Stated exercise
For this exercise, copy out each line of the material below that includes "only".

Material for the task
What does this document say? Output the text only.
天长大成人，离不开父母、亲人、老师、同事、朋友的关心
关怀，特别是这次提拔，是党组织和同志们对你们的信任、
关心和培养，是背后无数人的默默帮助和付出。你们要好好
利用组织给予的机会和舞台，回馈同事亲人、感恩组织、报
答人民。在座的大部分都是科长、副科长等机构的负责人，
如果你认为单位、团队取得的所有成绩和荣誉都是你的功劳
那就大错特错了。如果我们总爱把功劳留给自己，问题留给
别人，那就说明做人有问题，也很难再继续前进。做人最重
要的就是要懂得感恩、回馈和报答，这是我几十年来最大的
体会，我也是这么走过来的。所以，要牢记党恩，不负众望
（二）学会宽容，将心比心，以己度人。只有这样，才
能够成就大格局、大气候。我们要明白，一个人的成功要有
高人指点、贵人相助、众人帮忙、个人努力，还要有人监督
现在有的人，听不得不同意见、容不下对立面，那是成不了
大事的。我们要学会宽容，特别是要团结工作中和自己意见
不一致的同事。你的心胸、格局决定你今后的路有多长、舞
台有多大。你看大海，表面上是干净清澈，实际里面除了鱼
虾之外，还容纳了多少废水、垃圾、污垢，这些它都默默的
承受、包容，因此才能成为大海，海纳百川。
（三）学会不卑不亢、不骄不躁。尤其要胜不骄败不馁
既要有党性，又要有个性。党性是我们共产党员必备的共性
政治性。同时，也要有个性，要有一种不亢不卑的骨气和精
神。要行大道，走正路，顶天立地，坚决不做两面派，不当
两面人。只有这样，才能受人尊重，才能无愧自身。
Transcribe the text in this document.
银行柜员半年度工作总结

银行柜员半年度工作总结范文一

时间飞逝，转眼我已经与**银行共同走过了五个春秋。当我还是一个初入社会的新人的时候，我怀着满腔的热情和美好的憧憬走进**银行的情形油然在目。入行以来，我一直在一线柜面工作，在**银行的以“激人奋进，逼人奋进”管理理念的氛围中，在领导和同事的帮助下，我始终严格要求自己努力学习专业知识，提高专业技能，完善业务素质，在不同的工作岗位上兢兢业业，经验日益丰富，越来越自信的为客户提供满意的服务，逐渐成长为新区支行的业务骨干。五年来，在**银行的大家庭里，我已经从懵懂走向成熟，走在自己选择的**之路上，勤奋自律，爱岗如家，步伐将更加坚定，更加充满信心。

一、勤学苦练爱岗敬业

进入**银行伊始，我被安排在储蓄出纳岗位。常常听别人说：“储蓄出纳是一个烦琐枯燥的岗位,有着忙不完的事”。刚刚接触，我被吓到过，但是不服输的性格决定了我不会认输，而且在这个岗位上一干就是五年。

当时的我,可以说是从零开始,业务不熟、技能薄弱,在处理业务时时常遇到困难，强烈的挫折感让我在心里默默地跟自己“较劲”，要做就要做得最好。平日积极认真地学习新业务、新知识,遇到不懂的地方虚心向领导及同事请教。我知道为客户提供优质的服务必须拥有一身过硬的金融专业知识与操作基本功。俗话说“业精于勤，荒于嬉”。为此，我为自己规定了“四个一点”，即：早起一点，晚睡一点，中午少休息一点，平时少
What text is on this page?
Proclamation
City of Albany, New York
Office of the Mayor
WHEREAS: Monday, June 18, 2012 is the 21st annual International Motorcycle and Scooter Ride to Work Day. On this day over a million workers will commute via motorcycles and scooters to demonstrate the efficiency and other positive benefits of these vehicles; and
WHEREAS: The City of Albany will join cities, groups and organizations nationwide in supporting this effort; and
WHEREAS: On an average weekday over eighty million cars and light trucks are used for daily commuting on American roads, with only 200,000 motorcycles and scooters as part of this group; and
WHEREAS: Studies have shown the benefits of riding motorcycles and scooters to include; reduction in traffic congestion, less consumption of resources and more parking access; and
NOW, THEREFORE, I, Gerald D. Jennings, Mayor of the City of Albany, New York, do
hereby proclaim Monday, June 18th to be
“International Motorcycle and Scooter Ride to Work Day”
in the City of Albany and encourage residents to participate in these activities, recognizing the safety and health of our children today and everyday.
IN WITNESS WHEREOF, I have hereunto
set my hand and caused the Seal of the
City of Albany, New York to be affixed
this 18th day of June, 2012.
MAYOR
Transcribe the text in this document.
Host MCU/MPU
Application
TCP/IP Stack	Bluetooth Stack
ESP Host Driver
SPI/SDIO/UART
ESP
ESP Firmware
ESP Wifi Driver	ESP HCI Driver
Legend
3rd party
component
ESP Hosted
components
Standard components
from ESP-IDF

Reply to the exercise
What does this document say? Output the text only.
WHEREAS: On an average weekday over eighty million cars and light trucks are used for daily commuting on American roads, with only 200,000 motorcycles and scooters as part of this group; and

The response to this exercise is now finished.